Requirements – Reproduce all of the listing below without alteration.

Exercise materials –
%%

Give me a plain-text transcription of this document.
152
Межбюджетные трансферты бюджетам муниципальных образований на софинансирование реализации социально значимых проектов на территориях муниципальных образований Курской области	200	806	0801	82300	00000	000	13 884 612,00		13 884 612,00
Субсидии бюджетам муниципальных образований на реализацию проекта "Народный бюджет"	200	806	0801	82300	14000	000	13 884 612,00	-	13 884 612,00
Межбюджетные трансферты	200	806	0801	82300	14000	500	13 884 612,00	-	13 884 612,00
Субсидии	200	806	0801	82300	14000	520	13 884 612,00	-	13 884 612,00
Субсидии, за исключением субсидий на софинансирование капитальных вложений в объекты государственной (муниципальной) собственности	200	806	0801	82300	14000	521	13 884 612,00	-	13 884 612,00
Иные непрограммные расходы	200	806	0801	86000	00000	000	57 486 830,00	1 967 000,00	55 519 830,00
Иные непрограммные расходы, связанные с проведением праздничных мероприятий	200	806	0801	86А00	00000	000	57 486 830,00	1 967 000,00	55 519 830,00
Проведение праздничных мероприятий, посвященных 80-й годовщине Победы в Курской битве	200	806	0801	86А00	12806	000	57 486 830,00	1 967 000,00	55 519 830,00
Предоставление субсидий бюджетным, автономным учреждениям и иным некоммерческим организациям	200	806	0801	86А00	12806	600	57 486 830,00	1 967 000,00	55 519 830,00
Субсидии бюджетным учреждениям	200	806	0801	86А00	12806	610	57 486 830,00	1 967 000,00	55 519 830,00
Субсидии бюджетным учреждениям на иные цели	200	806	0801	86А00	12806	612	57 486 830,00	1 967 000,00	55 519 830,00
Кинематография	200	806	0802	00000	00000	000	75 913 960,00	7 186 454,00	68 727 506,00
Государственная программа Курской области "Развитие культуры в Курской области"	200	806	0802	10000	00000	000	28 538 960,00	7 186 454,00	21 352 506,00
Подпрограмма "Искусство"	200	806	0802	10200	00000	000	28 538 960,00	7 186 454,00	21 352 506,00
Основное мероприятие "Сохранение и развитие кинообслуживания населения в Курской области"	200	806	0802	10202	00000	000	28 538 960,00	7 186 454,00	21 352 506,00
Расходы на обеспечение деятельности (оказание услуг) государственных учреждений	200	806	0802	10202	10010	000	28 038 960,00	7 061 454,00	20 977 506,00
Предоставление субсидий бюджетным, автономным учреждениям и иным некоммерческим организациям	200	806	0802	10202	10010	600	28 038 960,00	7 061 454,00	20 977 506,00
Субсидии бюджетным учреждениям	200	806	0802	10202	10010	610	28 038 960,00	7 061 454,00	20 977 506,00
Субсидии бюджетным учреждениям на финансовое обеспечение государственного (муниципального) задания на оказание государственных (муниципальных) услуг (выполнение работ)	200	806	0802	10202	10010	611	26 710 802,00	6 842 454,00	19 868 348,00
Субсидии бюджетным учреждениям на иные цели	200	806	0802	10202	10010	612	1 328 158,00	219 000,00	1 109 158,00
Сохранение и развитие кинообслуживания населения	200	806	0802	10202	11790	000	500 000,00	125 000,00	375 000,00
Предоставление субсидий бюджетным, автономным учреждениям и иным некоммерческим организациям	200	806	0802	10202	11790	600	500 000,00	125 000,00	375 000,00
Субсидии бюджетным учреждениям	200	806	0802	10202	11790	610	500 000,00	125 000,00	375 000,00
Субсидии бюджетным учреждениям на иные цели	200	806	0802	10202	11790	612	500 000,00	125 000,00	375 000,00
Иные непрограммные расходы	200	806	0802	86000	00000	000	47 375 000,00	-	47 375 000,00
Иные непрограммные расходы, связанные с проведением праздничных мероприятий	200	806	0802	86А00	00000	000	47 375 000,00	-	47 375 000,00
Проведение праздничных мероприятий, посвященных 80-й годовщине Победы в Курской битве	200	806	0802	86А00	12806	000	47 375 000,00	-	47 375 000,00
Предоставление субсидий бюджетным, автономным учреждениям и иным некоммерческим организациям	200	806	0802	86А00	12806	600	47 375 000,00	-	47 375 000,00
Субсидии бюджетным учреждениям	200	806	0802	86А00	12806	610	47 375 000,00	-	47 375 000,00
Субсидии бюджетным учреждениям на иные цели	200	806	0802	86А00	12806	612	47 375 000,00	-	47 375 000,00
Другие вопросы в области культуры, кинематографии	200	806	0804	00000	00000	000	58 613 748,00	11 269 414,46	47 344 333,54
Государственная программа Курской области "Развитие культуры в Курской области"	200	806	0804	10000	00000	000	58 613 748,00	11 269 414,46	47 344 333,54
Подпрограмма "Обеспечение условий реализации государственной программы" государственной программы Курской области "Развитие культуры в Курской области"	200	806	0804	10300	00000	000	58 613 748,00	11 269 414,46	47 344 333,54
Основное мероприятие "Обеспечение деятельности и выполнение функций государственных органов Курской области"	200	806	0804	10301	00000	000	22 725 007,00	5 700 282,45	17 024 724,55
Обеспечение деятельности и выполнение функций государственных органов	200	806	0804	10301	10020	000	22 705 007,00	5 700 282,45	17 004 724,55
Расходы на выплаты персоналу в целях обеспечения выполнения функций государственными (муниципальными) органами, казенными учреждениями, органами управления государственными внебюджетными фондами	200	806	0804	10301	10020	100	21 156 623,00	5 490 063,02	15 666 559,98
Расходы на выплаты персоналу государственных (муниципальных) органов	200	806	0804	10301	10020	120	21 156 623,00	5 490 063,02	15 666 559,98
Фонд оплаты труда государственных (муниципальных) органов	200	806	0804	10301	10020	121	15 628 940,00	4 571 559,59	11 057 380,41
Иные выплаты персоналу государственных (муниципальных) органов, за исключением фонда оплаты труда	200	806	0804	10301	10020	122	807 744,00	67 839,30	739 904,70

%%

Solution for this problem –
Give me a plain-text transcription of this document.
152
Межбюджетные трансферты бюджетам муниципальных образований на софинансирование реализации социально значимых проектов на территориях муниципальных образований Курской области	200	806	0801	82300	00000	000	13 884 612,00		13 884 612,00
Субсидии бюджетам муниципальных образований на реализацию проекта "Народный бюджет"	200	806	0801	82300	14000	000	13 884 612,00	-	13 884 612,00
Межбюджетные трансферты	200	806	0801	82300	14000	500	13 884 612,00	-	13 884 612,00
Субсидии	200	806	0801	82300	14000	520	13 884 612,00	-	13 884 612,00
Субсидии, за исключением субсидий на софинансирование капитальных вложений в объекты государственной (муниципальной) собственности	200	806	0801	82300	14000	521	13 884 612,00	-	13 884 612,00
Иные непрограммные расходы	200	806	0801	86000	00000	000	57 486 830,00	1 967 000,00	55 519 830,00
Иные непрограммные расходы, связанные с проведением праздничных мероприятий	200	806	0801	86А00	00000	000	57 486 830,00	1 967 000,00	55 519 830,00
Проведение праздничных мероприятий, посвященных 80-й годовщине Победы в Курской битве	200	806	0801	86А00	12806	000	57 486 830,00	1 967 000,00	55 519 830,00
Предоставление субсидий бюджетным, автономным учреждениям и иным некоммерческим организациям	200	806	0801	86А00	12806	600	57 486 830,00	1 967 000,00	55 519 830,00
Субсидии бюджетным учреждениям	200	806	0801	86А00	12806	610	57 486 830,00	1 967 000,00	55 519 830,00
Субсидии бюджетным учреждениям на иные цели	200	806	0801	86А00	12806	612	57 486 830,00	1 967 000,00	55 519 830,00
Кинематография	200	806	0802	00000	00000	000	75 913 960,00	7 186 454,00	68 727 506,00
Государственная программа Курской области "Развитие культуры в Курской области"	200	806	0802	10000	00000	000	28 538 960,00	7 186 454,00	21 352 506,00
Подпрограмма "Искусство"	200	806	0802	10200	00000	000	28 538 960,00	7 186 454,00	21 352 506,00
Основное мероприятие "Сохранение и развитие кинообслуживания населения в Курской области"	200	806	0802	10202	00000	000	28 538 960,00	7 186 454,00	21 352 506,00
Расходы на обеспечение деятельности (оказание услуг) государственных учреждений	200	806	0802	10202	10010	000	28 038 960,00	7 061 454,00	20 977 506,00
Предоставление субсидий бюджетным, автономным учреждениям и иным некоммерческим организациям	200	806	0802	10202	10010	600	28 038 960,00	7 061 454,00	20 977 506,00
Субсидии бюджетным учреждениям	200	806	0802	10202	10010	610	28 038 960,00	7 061 454,00	20 977 506,00
Субсидии бюджетным учреждениям на финансовое обеспечение государственного (муниципального) задания на оказание государственных (муниципальных) услуг (выполнение работ)	200	806	0802	10202	10010	611	26 710 802,00	6 842 454,00	19 868 348,00
Субсидии бюджетным учреждениям на иные цели	200	806	0802	10202	10010	612	1 328 158,00	219 000,00	1 109 158,00
Сохранение и развитие кинообслуживания населения	200	806	0802	10202	11790	000	500 000,00	125 000,00	375 000,00
Предоставление субсидий бюджетным, автономным учреждениям и иным некоммерческим организациям	200	806	0802	10202	11790	600	500 000,00	125 000,00	375 000,00
Субсидии бюджетным учреждениям	200	806	0802	10202	11790	610	500 000,00	125 000,00	375 000,00
Субсидии бюджетным учреждениям на иные цели	200	806	0802	10202	11790	612	500 000,00	125 000,00	375 000,00
Иные непрограммные расходы	200	806	0802	86000	00000	000	47 375 000,00	-	47 375 000,00
Иные непрограммные расходы, связанные с проведением праздничных мероприятий	200	806	0802	86А00	00000	000	47 375 000,00	-	47 375 000,00
Проведение праздничных мероприятий, посвященных 80-й годовщине Победы в Курской битве	200	806	0802	86А00	12806	000	47 375 000,00	-	47 375 000,00
Предоставление субсидий бюджетным, автономным учреждениям и иным некоммерческим организациям	200	806	0802	86А00	12806	600	47 375 000,00	-	47 375 000,00
Субсидии бюджетным учреждениям	200	806	0802	86А00	12806	610	47 375 000,00	-	47 375 000,00
Субсидии бюджетным учреждениям на иные цели	200	806	0802	86А00	12806	612	47 375 000,00	-	47 375 000,00
Другие вопросы в области культуры, кинематографии	200	806	0804	00000	00000	000	58 613 748,00	11 269 414,46	47 344 333,54
Государственная программа Курской области "Развитие культуры в Курской области"	200	806	0804	10000	00000	000	58 613 748,00	11 269 414,46	47 344 333,54
Подпрограмма "Обеспечение условий реализации государственной программы" государственной программы Курской области "Развитие культуры в Курской области"	200	806	0804	10300	00000	000	58 613 748,00	11 269 414,46	47 344 333,54
Основное мероприятие "Обеспечение деятельности и выполнение функций государственных органов Курской области"	200	806	0804	10301	00000	000	22 725 007,00	5 700 282,45	17 024 724,55
Обеспечение деятельности и выполнение функций государственных органов	200	806	0804	10301	10020	000	22 705 007,00	5 700 282,45	17 004 724,55
Расходы на выплаты персоналу в целях обеспечения выполнения функций государственными (муниципальными) органами, казенными учреждениями, органами управления государственными внебюджетными фондами	200	806	0804	10301	10020	100	21 156 623,00	5 490 063,02	15 666 559,98
Расходы на выплаты персоналу государственных (муниципальных) органов	200	806	0804	10301	10020	120	21 156 623,00	5 490 063,02	15 666 559,98
Фонд оплаты труда государственных (муниципальных) органов	200	806	0804	10301	10020	121	15 628 940,00	4 571 559,59	11 057 380,41
Иные выплаты персоналу государственных (муниципальных) органов, за исключением фонда оплаты труда	200	806	0804	10301	10020	122	807 744,00	67 839,30	739 904,70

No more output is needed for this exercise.